» TRY IT: Copy out each line below that has the word "Jahr" in it.

(Stored items)
::::

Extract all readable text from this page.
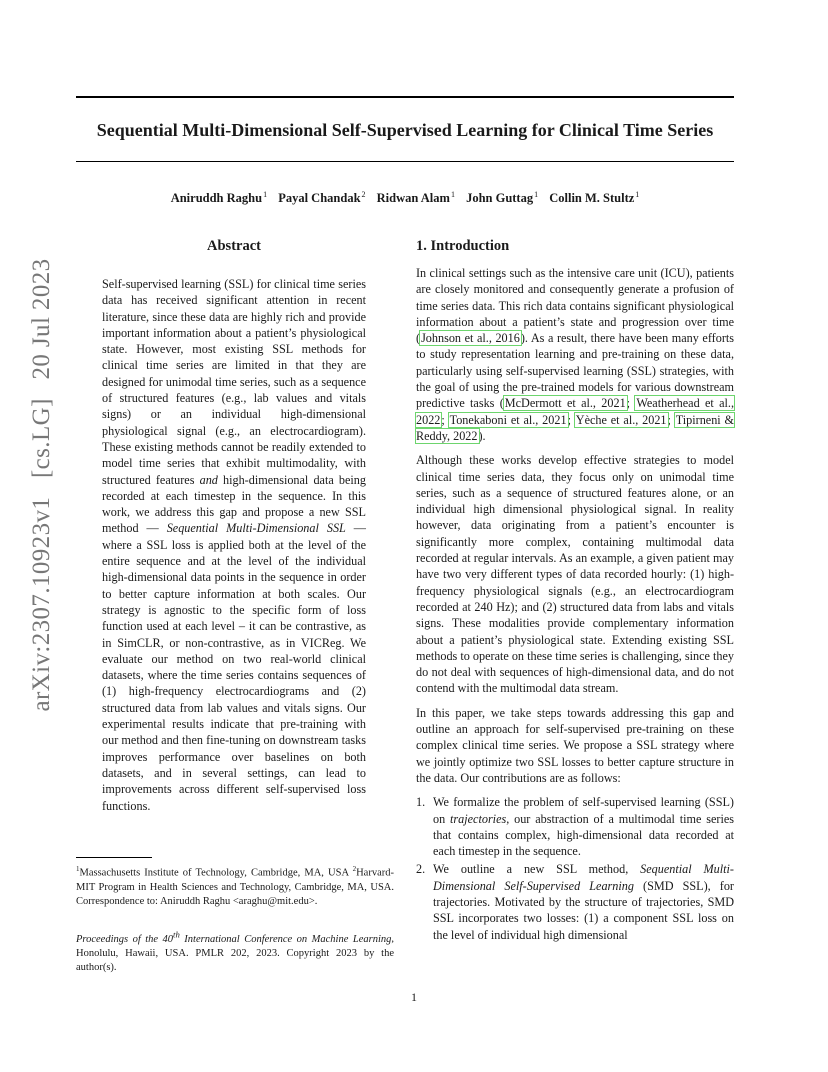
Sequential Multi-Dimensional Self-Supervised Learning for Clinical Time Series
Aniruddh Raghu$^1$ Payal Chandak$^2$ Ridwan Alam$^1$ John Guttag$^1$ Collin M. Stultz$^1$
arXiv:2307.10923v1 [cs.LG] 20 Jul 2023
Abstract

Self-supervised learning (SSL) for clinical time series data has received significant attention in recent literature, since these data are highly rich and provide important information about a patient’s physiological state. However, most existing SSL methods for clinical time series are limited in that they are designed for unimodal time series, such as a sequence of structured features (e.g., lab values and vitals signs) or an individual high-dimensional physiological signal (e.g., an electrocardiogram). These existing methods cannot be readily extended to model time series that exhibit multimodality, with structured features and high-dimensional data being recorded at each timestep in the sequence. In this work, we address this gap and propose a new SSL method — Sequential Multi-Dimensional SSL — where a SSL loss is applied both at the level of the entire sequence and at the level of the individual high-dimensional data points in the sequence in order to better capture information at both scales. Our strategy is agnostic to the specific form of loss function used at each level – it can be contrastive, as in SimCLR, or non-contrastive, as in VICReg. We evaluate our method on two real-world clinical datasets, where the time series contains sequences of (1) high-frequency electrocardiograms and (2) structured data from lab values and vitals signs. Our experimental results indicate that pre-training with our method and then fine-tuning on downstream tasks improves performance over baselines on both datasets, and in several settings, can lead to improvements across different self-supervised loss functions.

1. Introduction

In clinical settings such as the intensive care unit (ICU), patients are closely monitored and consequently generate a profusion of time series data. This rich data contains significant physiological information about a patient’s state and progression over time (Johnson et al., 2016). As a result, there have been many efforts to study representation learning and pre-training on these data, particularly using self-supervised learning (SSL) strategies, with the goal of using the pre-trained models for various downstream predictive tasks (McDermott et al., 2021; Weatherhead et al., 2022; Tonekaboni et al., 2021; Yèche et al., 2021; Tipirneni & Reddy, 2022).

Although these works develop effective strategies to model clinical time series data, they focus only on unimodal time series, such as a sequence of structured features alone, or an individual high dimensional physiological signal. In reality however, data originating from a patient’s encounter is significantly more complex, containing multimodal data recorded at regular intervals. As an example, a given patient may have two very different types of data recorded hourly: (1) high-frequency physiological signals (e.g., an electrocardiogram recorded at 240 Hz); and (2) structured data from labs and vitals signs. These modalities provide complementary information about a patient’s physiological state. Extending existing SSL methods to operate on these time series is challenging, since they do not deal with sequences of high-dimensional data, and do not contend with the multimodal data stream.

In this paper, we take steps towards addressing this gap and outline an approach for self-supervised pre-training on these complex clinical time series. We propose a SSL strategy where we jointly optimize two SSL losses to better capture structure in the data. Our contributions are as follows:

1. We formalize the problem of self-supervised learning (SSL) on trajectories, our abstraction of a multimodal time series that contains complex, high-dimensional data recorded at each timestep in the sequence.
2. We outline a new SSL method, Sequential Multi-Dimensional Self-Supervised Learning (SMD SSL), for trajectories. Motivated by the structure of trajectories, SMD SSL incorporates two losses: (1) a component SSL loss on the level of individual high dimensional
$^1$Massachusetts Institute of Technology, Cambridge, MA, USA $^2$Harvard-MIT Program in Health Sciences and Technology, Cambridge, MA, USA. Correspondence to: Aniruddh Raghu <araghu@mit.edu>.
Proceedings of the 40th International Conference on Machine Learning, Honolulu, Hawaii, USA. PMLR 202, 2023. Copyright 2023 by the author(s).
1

::::

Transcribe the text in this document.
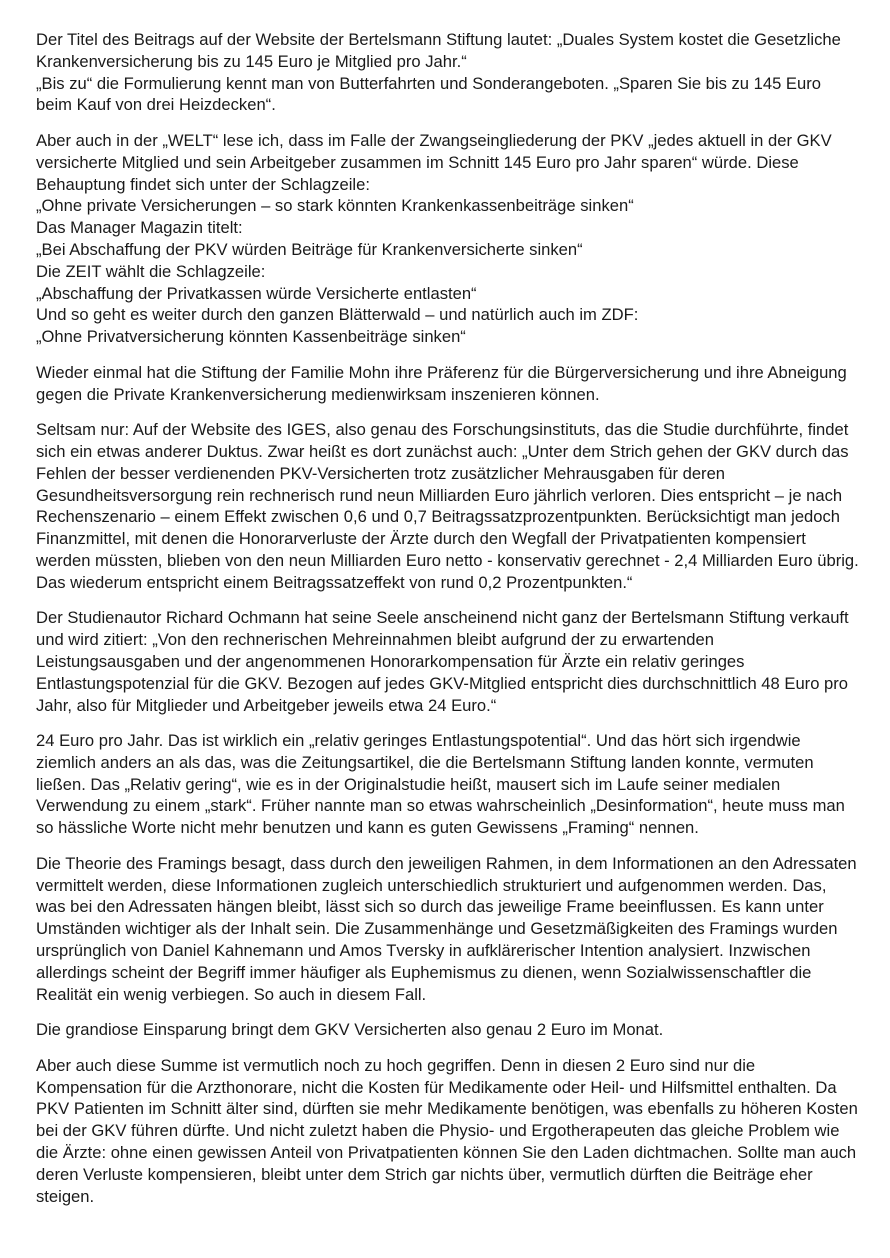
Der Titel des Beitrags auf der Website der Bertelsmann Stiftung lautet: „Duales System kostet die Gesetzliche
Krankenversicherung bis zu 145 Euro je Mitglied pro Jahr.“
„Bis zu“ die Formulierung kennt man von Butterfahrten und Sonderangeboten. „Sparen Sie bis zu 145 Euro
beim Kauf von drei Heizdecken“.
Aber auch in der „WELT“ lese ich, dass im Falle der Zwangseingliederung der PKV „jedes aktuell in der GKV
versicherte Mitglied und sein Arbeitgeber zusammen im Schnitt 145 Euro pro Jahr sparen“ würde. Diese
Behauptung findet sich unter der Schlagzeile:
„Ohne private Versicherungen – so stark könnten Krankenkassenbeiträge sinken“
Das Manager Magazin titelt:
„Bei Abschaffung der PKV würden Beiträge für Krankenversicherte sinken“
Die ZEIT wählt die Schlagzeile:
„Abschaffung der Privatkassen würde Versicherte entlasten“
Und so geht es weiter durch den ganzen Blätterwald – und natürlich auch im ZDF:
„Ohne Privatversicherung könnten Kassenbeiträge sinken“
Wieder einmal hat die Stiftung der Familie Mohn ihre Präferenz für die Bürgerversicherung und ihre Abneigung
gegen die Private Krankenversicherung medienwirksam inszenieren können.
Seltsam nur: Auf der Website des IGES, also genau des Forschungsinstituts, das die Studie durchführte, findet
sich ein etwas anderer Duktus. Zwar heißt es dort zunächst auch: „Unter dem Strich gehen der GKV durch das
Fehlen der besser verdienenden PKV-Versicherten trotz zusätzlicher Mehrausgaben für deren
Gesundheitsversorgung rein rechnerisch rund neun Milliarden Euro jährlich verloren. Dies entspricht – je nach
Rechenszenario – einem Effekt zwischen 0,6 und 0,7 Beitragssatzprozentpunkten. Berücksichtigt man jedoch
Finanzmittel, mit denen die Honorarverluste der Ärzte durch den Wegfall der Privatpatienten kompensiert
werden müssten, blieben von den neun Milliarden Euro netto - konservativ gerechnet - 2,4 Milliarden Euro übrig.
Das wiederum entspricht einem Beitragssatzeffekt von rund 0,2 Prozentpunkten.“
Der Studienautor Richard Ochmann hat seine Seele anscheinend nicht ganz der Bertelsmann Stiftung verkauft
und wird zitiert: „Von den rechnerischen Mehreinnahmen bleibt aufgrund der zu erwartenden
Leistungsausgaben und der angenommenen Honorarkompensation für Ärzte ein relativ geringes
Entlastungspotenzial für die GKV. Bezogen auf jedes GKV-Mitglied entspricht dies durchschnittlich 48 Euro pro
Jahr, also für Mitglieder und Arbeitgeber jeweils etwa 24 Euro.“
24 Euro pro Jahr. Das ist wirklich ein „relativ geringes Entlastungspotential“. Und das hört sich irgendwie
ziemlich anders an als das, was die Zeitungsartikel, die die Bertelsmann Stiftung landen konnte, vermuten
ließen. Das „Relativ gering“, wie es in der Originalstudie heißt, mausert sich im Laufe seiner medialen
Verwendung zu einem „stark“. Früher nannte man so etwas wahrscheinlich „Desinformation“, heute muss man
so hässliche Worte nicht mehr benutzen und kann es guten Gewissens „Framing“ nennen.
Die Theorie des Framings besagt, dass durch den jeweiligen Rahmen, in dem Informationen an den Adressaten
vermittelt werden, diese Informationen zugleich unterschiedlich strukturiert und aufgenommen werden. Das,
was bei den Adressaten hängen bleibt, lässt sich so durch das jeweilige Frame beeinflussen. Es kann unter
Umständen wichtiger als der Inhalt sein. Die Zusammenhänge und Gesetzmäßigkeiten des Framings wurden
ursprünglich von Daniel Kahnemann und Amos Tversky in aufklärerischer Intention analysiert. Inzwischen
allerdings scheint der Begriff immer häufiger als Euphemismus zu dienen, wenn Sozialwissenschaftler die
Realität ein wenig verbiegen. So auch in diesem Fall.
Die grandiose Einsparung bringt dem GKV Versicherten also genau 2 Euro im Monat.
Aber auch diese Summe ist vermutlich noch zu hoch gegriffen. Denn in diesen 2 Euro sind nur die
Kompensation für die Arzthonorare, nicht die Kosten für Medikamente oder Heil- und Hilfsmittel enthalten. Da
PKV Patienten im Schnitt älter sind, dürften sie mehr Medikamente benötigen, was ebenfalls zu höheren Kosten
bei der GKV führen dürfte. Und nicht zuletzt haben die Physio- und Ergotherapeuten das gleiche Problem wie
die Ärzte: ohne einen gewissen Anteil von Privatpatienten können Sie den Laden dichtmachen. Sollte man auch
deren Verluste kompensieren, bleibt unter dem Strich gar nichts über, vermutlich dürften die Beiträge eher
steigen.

::::

» RESPONSE BOX:
Krankenversicherung bis zu 145 Euro je Mitglied pro Jahr.“
versicherte Mitglied und sein Arbeitgeber zusammen im Schnitt 145 Euro pro Jahr sparen“ würde. Diese
Jahr, also für Mitglieder und Arbeitgeber jeweils etwa 24 Euro.“
24 Euro pro Jahr. Das ist wirklich ein „relativ geringes Entlastungspotential“. Und das hört sich irgendwie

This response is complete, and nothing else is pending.